Work instructions> Reproduce the data exactly.

——

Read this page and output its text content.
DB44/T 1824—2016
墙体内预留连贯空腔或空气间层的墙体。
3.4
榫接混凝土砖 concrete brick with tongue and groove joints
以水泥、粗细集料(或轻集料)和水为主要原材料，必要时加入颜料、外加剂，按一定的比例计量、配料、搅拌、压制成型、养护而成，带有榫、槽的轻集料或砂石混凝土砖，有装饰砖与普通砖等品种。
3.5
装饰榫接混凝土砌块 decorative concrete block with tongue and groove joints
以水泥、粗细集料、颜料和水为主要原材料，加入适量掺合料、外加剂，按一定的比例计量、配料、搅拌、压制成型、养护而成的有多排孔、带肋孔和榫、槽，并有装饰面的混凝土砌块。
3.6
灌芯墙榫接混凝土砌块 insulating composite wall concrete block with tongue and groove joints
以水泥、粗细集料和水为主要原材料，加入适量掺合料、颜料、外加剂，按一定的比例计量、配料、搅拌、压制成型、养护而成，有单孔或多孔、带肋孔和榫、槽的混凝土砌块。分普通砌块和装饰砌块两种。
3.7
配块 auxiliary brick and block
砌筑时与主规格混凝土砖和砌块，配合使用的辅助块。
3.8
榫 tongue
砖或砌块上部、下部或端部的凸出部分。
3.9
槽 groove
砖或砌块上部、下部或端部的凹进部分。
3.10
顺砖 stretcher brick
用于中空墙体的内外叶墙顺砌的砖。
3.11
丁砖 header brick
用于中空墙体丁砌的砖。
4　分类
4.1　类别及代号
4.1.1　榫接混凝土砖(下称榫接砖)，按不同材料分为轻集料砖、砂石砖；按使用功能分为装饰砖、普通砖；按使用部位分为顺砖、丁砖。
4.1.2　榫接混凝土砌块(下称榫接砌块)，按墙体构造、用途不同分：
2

——

The response>
Read this page and output its text content.
DB44/T 1824—2016
墙体内预留连贯空腔或空气间层的墙体。
3.4
榫接混凝土砖 concrete brick with tongue and groove joints
以水泥、粗细集料(或轻集料)和水为主要原材料，必要时加入颜料、外加剂，按一定的比例计量、配料、搅拌、压制成型、养护而成，带有榫、槽的轻集料或砂石混凝土砖，有装饰砖与普通砖等品种。
3.5
装饰榫接混凝土砌块 decorative concrete block with tongue and groove joints
以水泥、粗细集料、颜料和水为主要原材料，加入适量掺合料、外加剂，按一定的比例计量、配料、搅拌、压制成型、养护而成的有多排孔、带肋孔和榫、槽，并有装饰面的混凝土砌块。
3.6
灌芯墙榫接混凝土砌块 insulating composite wall concrete block with tongue and groove joints
以水泥、粗细集料和水为主要原材料，加入适量掺合料、颜料、外加剂，按一定的比例计量、配料、搅拌、压制成型、养护而成，有单孔或多孔、带肋孔和榫、槽的混凝土砌块。分普通砌块和装饰砌块两种。
3.7
配块 auxiliary brick and block
砌筑时与主规格混凝土砖和砌块，配合使用的辅助块。
3.8
榫 tongue
砖或砌块上部、下部或端部的凸出部分。
3.9
槽 groove
砖或砌块上部、下部或端部的凹进部分。
3.10
顺砖 stretcher brick
用于中空墙体的内外叶墙顺砌的砖。
3.11
丁砖 header brick
用于中空墙体丁砌的砖。
4　分类
4.1　类别及代号
4.1.1　榫接混凝土砖(下称榫接砖)，按不同材料分为轻集料砖、砂石砖；按使用功能分为装饰砖、普通砖；按使用部位分为顺砖、丁砖。
4.1.2　榫接混凝土砌块(下称榫接砌块)，按墙体构造、用途不同分：
2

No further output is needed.